● **Problem to solve**:
Spot each line that carries the word "лица"; copy those lines.

((

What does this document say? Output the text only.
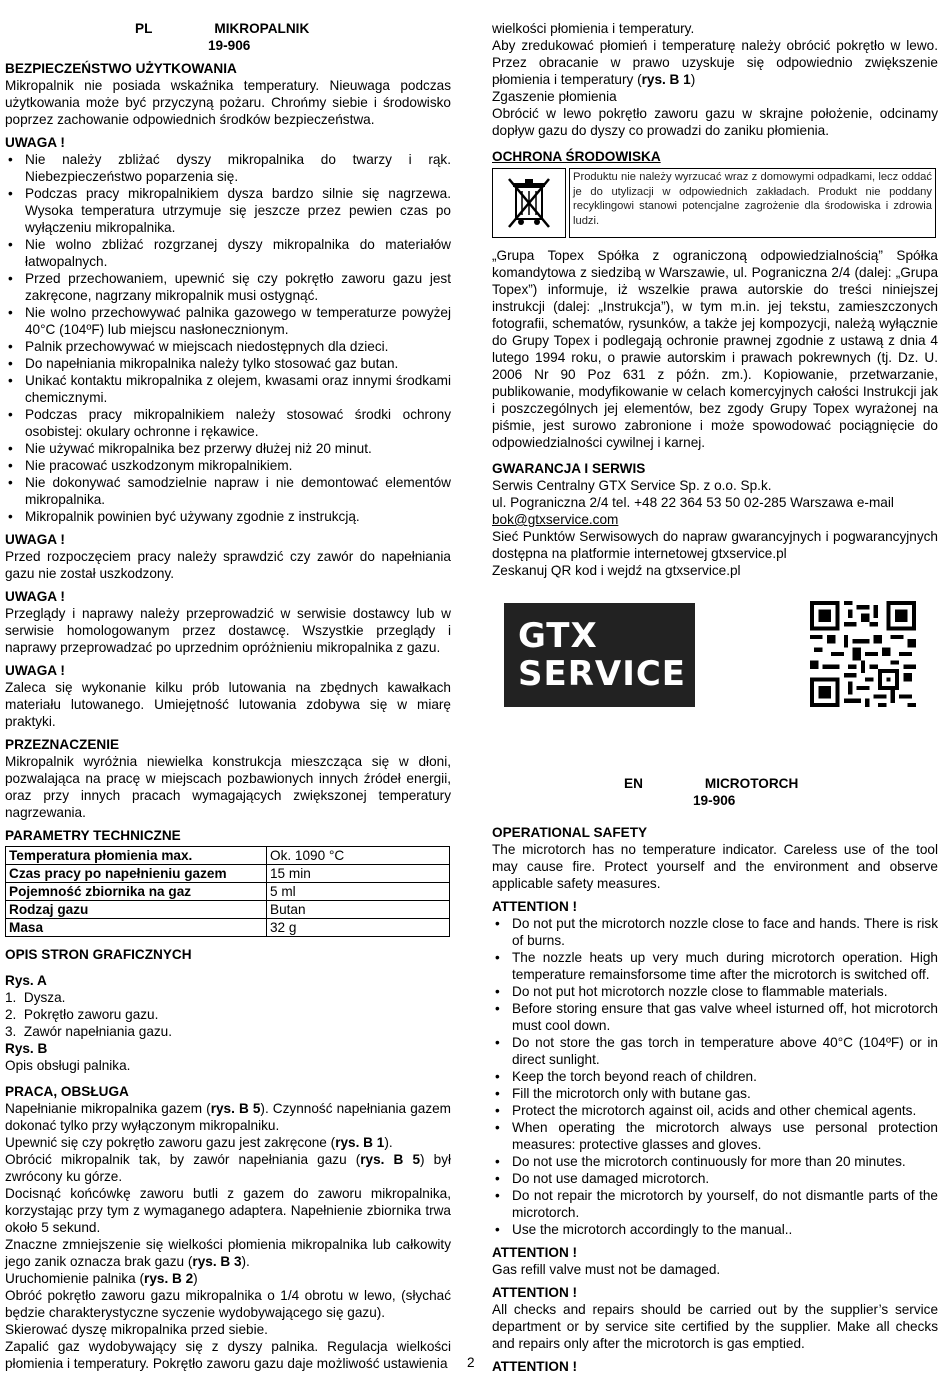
PL	MIKROPALNIK

19-906

BEZPIECZEŃSTWO UŻYTKOWANIA

Mikropalnik nie posiada wskaźnika temperatury. Nieuwaga podczas użytkowania może być przyczyną pożaru. Chrońmy siebie i środowisko poprzez zachowanie odpowiednich środków bezpieczeństwa.

UWAGA !

• Nie należy zbliżać dyszy mikropalnika do twarzy i rąk. Niebezpieczeństwo poparzenia się.
• Podczas pracy mikropalnikiem dysza bardzo silnie się nagrzewa. Wysoka temperatura utrzymuje się jeszcze przez pewien czas po wyłączeniu mikropalnika.
• Nie wolno zbliżać rozgrzanej dyszy mikropalnika do materiałów łatwopalnych.
• Przed przechowaniem, upewnić się czy pokrętło zaworu gazu jest zakręcone, nagrzany mikropalnik musi ostygnąć.
• Nie wolno przechowywać palnika gazowego w temperaturze powyżej 40°C (104ºF) lub miejscu nasłonecznionym.
• Palnik przechowywać w miejscach niedostępnych dla dzieci.
• Do napełniania mikropalnika należy tylko stosować gaz butan.
• Unikać kontaktu mikropalnika z olejem, kwasami oraz innymi środkami chemicznymi.
• Podczas pracy mikropalnikiem należy stosować środki ochrony osobistej: okulary ochronne i rękawice.
• Nie używać mikropalnika bez przerwy dłużej niż 20 minut.
• Nie pracować uszkodzonym mikropalnikiem.
• Nie dokonywać samodzielnie napraw i nie demontować elementów mikropalnika.
• Mikropalnik powinien być używany zgodnie z instrukcją.

UWAGA !

Przed rozpoczęciem pracy należy sprawdzić czy zawór do napełniania gazu nie został uszkodzony.

UWAGA !

Przeglądy i naprawy należy przeprowadzić w serwisie dostawcy lub w serwisie homologowanym przez dostawcę. Wszystkie przeglądy i naprawy przeprowadzać po uprzednim opróżnieniu mikropalnika z gazu.

UWAGA !

Zaleca się wykonanie kilku prób lutowania na zbędnych kawałkach materiału lutowanego. Umiejętność lutowania zdobywa się w miarę praktyki.

PRZEZNACZENIE

Mikropalnik wyróżnia niewielka konstrukcja mieszcząca się w dłoni, pozwalająca na pracę w miejscach pozbawionych innych źródeł energii, oraz przy innych pracach wymagających zwiększonej temperatury nagrzewania.

PARAMETRY TECHNICZNE

Temperatura płomienia max.	Ok. 1090 °C
Czas pracy po napełnieniu gazem	15 min
Pojemność zbiornika na gaz	5 ml
Rodzaj gazu	Butan
Masa	32 g

OPIS STRON GRAFICZNYCH

Rys. A

1.  Dysza.
2.  Pokrętło zaworu gazu.
3.  Zawór napełniania gazu.

Rys. B

Opis obsługi palnika.

PRACA, OBSŁUGA

Napełnianie mikropalnika gazem (rys. B 5). Czynność napełniania gazem dokonać tylko przy wyłączonym mikropalniku.

Upewnić się czy pokrętło zaworu gazu jest zakręcone (rys. B 1).

Obrócić mikropalnik tak, by zawór napełniania gazu (rys. B 5) był zwrócony ku górze.

Docisnąć końcówkę zaworu butli z gazem do zaworu mikropalnika, korzystając przy tym z wymaganego adaptera. Napełnienie zbiornika trwa około 5 sekund.

Znaczne zmniejszenie się wielkości płomienia mikropalnika lub całkowity jego zanik oznacza brak gazu (rys. B 3).

Uruchomienie palnika (rys. B 2)

Obróć pokrętło zaworu gazu mikropalnika o 1/4 obrotu w lewo, (słychać będzie charakterystyczne syczenie wydobywającego się gazu).

Skierować dyszę mikropalnika przed siebie.

Zapalić gaz wydobywający się z dyszy palnika. Regulacja wielkości płomienia i temperatury. Pokrętło zaworu gazu daje możliwość ustawienia

wielkości płomienia i temperatury.

Aby zredukować płomień i temperaturę należy obrócić pokrętło w lewo. Przez obracanie w prawo uzyskuje się odpowiednio zwiększenie płomienia i temperatury (rys. B 1)

Zgaszenie płomienia

Obrócić w lewo pokrętło zaworu gazu w skrajne położenie, odcinamy dopływ gazu do dyszy co prowadzi do zaniku płomienia.

OCHRONA ŚRODOWISKA

Produktu nie należy wyrzucać wraz z domowymi odpadkami, lecz oddać je do utylizacji w odpowiednich zakładach. Produkt nie poddany recyklingowi stanowi potencjalne zagrożenie dla środowiska i zdrowia ludzi.

„Grupa Topex Spółka z ograniczoną odpowiedzialnością” Spółka komandytowa z siedzibą w Warszawie, ul. Pograniczna 2/4 (dalej: „Grupa Topex”) informuje, iż wszelkie prawa autorskie do treści niniejszej instrukcji (dalej: „Instrukcja”), w tym m.in. jej tekstu, zamieszczonych fotografii, schematów, rysunków, a także jej kompozycji, należą wyłącznie do Grupy Topex i podlegają ochronie prawnej zgodnie z ustawą z dnia 4 lutego 1994 roku, o prawie autorskim i prawach pokrewnych (tj. Dz. U. 2006 Nr 90 Poz 631 z późn. zm.). Kopiowanie, przetwarzanie, publikowanie, modyfikowanie w celach komercyjnych całości Instrukcji jak i poszczególnych jej elementów, bez zgody Grupy Topex wyrażonej na piśmie, jest surowo zabronione i może spowodować pociągnięcie do odpowiedzialności cywilnej i karnej.

GWARANCJA I SERWIS

Serwis Centralny GTX Service Sp. z o.o. Sp.k.

ul. Pograniczna 2/4 tel. +48 22 364 53 50 02-285 Warszawa e-mail

bok@gtxservice.com

Sieć Punktów Serwisowych do napraw gwarancyjnych i pogwarancyjnych dostępna na platformie internetowej gtxservice.pl

Zeskanuj QR kod i wejdź na gtxservice.pl

GTX
SERVICE
EN	MICROTORCH

19-906

OPERATIONAL SAFETY

The microtorch has no temperature indicator. Careless use of the tool may cause fire. Protect yourself and the environment and observe applicable safety measures.

ATTENTION !

• Do not put the microtorch nozzle close to face and hands. There is risk of burns.
• The nozzle heats up very much during microtorch operation. High temperature remainsforsome time after the microtorch is switched off.
• Do not put hot microtorch nozzle close to flammable materials.
• Before storing ensure that gas valve wheel isturned off, hot microtorch must cool down.
• Do not store the gas torch in temperature above 40°C (104ºF) or in direct sunlight.
• Keep the torch beyond reach of children.
• Fill the microtorch only with butane gas.
• Protect the microtorch against oil, acids and other chemical agents.
• When operating the microtorch always use personal protection measures: protective glasses and gloves.
• Do not use the microtorch continuously for more than 20 minutes.
• Do not use damaged microtorch.
• Do not repair the microtorch by yourself, do not dismantle parts of the microtorch.
• Use the microtorch accordingly to the manual..

ATTENTION !

Gas refill valve must not be damaged.

ATTENTION !

All checks and repairs should be carried out by the supplier’s service department or by service site certified by the supplier. Make all checks and repairs only after the microtorch is gas emptied.

ATTENTION !

2
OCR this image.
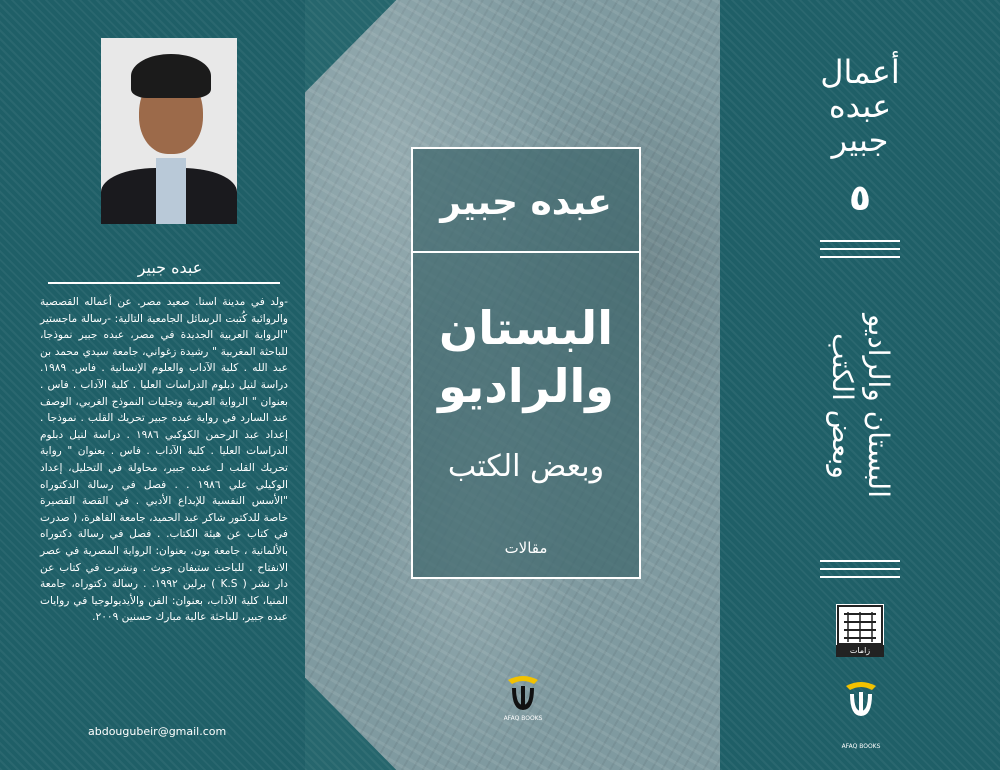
عبده جبير
-ولد في مدينة اسنا. صعيد مصر. عن أعماله القصصية والروائية كُتبت الرسائل الجامعية التالية: -رسالة ماجستير "الرواية العربية الجديدة في مصر، عبده جبير نموذجا، للباحثة المغربية " رشيدة زغواني، جامعة سيدي محمد بن عبد الله . كلية الآداب والعلوم الإنسانية . فاس. ١٩٨٩. دراسة لنيل دبلوم الدراسات العليا . كلية الآداب . فاس . بعنوان " الرواية العربية وتجليات النموذج الغربي، الوصف عند السارد في رواية عبده جبير تحريك القلب . نموذجا . إعداد عبد الرحمن الكوكبي ١٩٨٦ . دراسة لنيل دبلوم الدراسات العليا . كلية الآداب . فاس . بعنوان " رواية تحريك القلب لـ عبده جبير، محاولة في التحليل، إعداد الوكيلي علي ١٩٨٦ . . فصل في رسالة الدكتوراه "الأسس النفسية للإبداع الأدبي . في القصة القصيرة خاصة للدكتور شاكر عبد الحميد، جامعة القاهرة، ( صدرت في كتاب عن هيئة الكتاب. . فصل في رسالة دكتوراه بالألمانية ، جامعة بون، بعنوان: الرواية المصرية في عصر الانفتاح . للباحث ستيفان جوث . ونشرت في كتاب عن دار نشر ( K.S ) برلين ١٩٩٢. . رسالة دكتوراه، جامعة المنيا، كلية الآداب، بعنوان: الفن والأيديولوجيا في روايات عبده جبير، للباحثة عالية مبارك حسنين ٢٠٠٩.
abdougubeir@gmail.com
عبده جبير
البستان
والراديو
وبعض الكتب
مقالات
AFAQ BOOKS
أعمال
عبده
جبير
٥
البستان والراديو وبعض الكتب
زامات
AFAQ BOOKS
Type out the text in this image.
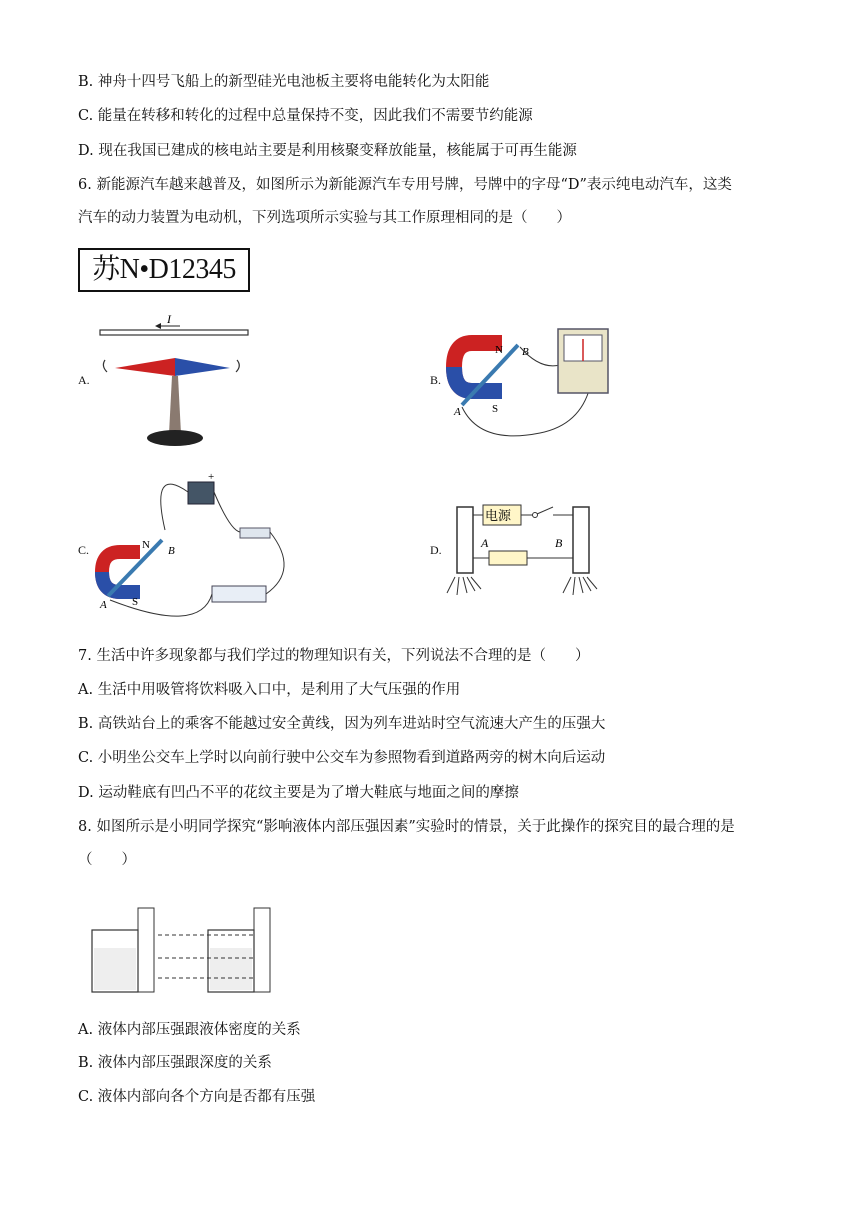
B. 神舟十四号飞船上的新型硅光电池板主要将电能转化为太阳能
C. 能量在转移和转化的过程中总量保持不变，因此我们不需要节约能源
D. 现在我国已建成的核电站主要是利用核聚变释放能量，核能属于可再生能源
6. 新能源汽车越来越普及，如图所示为新能源汽车专用号牌，号牌中的字母“D”表示纯电动汽车，这类
汽车的动力装置为电动机，下列选项所示实验与其工作原理相同的是（　　）
苏N•D12345
A.
I
B.
N
S
A
B
C.
+
N
S
A
B	D.
电源
A	B
7. 生活中许多现象都与我们学过的物理知识有关，下列说法不合理的是（　　）
A. 生活中用吸管将饮料吸入口中，是利用了大气压强的作用
B. 高铁站台上的乘客不能越过安全黄线，因为列车进站时空气流速大产生的压强大
C. 小明坐公交车上学时以向前行驶中公交车为参照物看到道路两旁的树木向后运动
D. 运动鞋底有凹凸不平的花纹主要是为了增大鞋底与地面之间的摩擦
8. 如图所示是小明同学探究“影响液体内部压强因素”实验时的情景，关于此操作的探究目的最合理的是
（　　）
A. 液体内部压强跟液体密度的关系
B. 液体内部压强跟深度的关系
C. 液体内部向各个方向是否都有压强
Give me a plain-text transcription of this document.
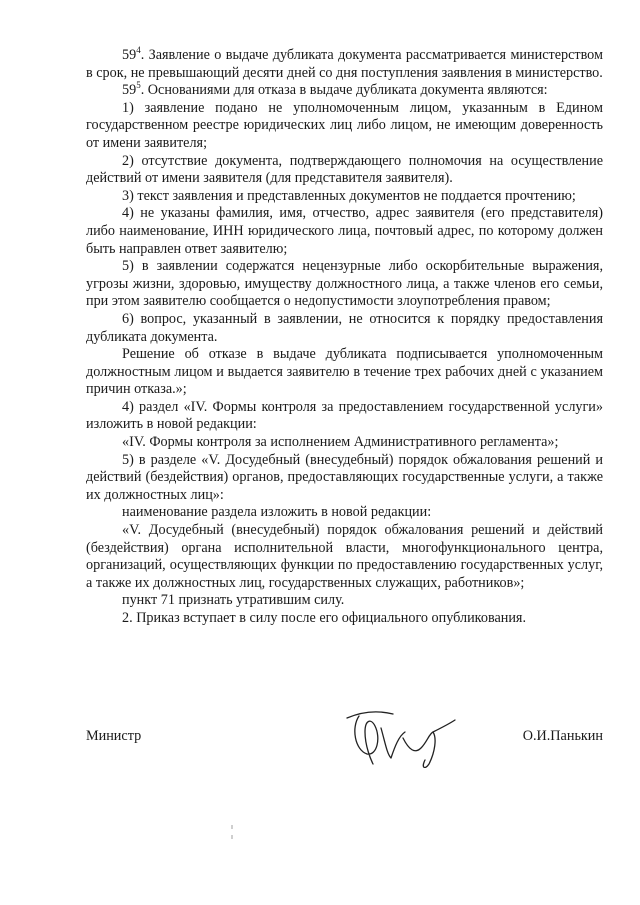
$59^4$. Заявление о выдаче дубликата документа рассматривается министерством в срок, не превышающий десяти дней со дня поступления заявления в министерство.

$59^5$. Основаниями для отказа в выдаче дубликата документа являются:

1) заявление подано не уполномоченным лицом, указанным в Едином государственном реестре юридических лиц либо лицом, не имеющим доверенность от имени заявителя;

2) отсутствие документа, подтверждающего полномочия на осуществление действий от имени заявителя (для представителя заявителя).

3) текст заявления и представленных документов не поддается прочтению;

4) не указаны фамилия, имя, отчество, адрес заявителя (его представителя) либо наименование, ИНН юридического лица, почтовый адрес, по которому должен быть направлен ответ заявителю;

5) в заявлении содержатся нецензурные либо оскорбительные выражения, угрозы жизни, здоровью, имуществу должностного лица, а также членов его семьи, при этом заявителю сообщается о недопустимости злоупотребления правом;

6) вопрос, указанный в заявлении, не относится к порядку предоставления дубликата документа.

Решение об отказе в выдаче дубликата подписывается уполномоченным должностным лицом и выдается заявителю в течение трех рабочих дней с указанием причин отказа.»;

4) раздел «IV. Формы контроля за предоставлением государственной услуги» изложить в новой редакции:

«IV. Формы контроля за исполнением Административного регламента»;

5) в разделе «V. Досудебный (внесудебный) порядок обжалования решений и действий (бездействия) органов, предоставляющих государственные услуги, а также их должностных лиц»:

наименование раздела изложить в новой редакции:

«V. Досудебный (внесудебный) порядок обжалования решений и действий (бездействия) органа исполнительной власти, многофункционального центра, организаций, осуществляющих функции по предоставлению государственных услуг, а также их должностных лиц, государственных служащих, работников»;

пункт 71 признать утратившим силу.

2. Приказ вступает в силу после его официального опубликования.

Министр	О.И.Панькин
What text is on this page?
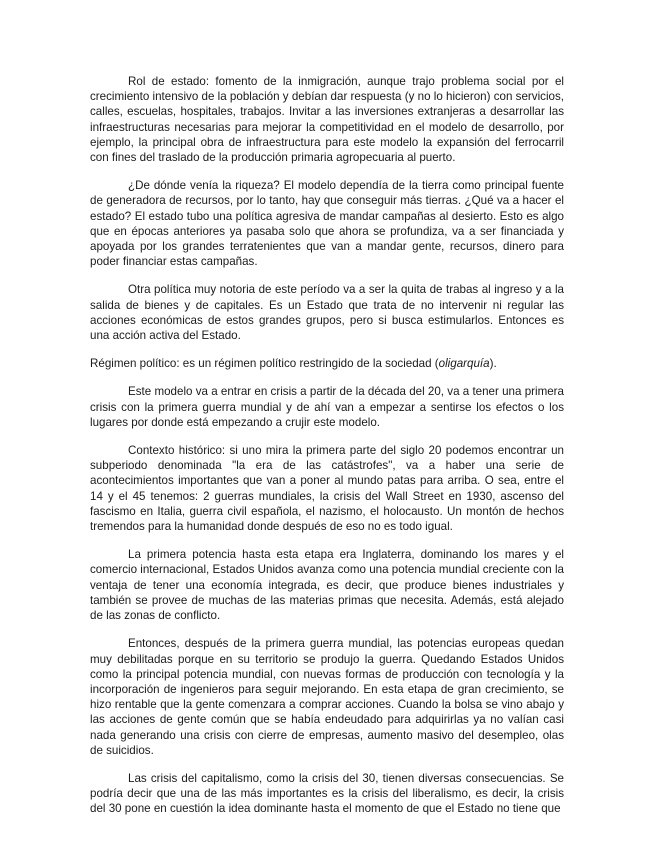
Rol de estado: fomento de la inmigración, aunque trajo problema social por el crecimiento intensivo de la población y debían dar respuesta (y no lo hicieron) con servicios, calles, escuelas, hospitales, trabajos. Invitar a las inversiones extranjeras a desarrollar las infraestructuras necesarias para mejorar la competitividad en el modelo de desarrollo, por ejemplo, la principal obra de infraestructura para este modelo la expansión del ferrocarril con fines del traslado de la producción primaria agropecuaria al puerto.

¿De dónde venía la riqueza? El modelo dependía de la tierra como principal fuente de generadora de recursos, por lo tanto, hay que conseguir más tierras. ¿Qué va a hacer el estado? El estado tubo una política agresiva de mandar campañas al desierto. Esto es algo que en épocas anteriores ya pasaba solo que ahora se profundiza, va a ser financiada y apoyada por los grandes terratenientes que van a mandar gente, recursos, dinero para poder financiar estas campañas.

Otra política muy notoria de este período va a ser la quita de trabas al ingreso y a la salida de bienes y de capitales. Es un Estado que trata de no intervenir ni regular las acciones económicas de estos grandes grupos, pero si busca estimularlos. Entonces es una acción activa del Estado.

Régimen político: es un régimen político restringido de la sociedad (oligarquía).

Este modelo va a entrar en crisis a partir de la década del 20, va a tener una primera crisis con la primera guerra mundial y de ahí van a empezar a sentirse los efectos o los lugares por donde está empezando a crujir este modelo.

Contexto histórico: si uno mira la primera parte del siglo 20 podemos encontrar un subperiodo denominada "la era de las catástrofes", va a haber una serie de acontecimientos importantes que van a poner al mundo patas para arriba. O sea, entre el 14 y el 45 tenemos: 2 guerras mundiales, la crisis del Wall Street en 1930, ascenso del fascismo en Italia, guerra civil española, el nazismo, el holocausto. Un montón de hechos tremendos para la humanidad donde después de eso no es todo igual.

La primera potencia hasta esta etapa era Inglaterra, dominando los mares y el comercio internacional, Estados Unidos avanza como una potencia mundial creciente con la ventaja de tener una economía integrada, es decir, que produce bienes industriales y también se provee de muchas de las materias primas que necesita. Además, está alejado de las zonas de conflicto.

Entonces, después de la primera guerra mundial, las potencias europeas quedan muy debilitadas porque en su territorio se produjo la guerra. Quedando Estados Unidos como la principal potencia mundial, con nuevas formas de producción con tecnología y la incorporación de ingenieros para seguir mejorando. En esta etapa de gran crecimiento, se hizo rentable que la gente comenzara a comprar acciones. Cuando la bolsa se vino abajo y las acciones de gente común que se había endeudado para adquirirlas ya no valían casi nada generando una crisis con cierre de empresas, aumento masivo del desempleo, olas de suicidios.

Las crisis del capitalismo, como la crisis del 30, tienen diversas consecuencias. Se podría decir que una de las más importantes es la crisis del liberalismo, es decir, la crisis del 30 pone en cuestión la idea dominante hasta el momento de que el Estado no tiene que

))

● **Expected output**:
4) не указаны фамилия, имя, отчество, адрес заявителя (его представителя) либо наименование, ИНН юридического лица, почтовый адрес, по которому должен быть направлен ответ заявителю;
5) в заявлении содержатся нецензурные либо оскорбительные выражения, угрозы жизни, здоровью, имуществу должностного лица, а также членов его семьи, при этом заявителю сообщается о недопустимости злоупотребления правом;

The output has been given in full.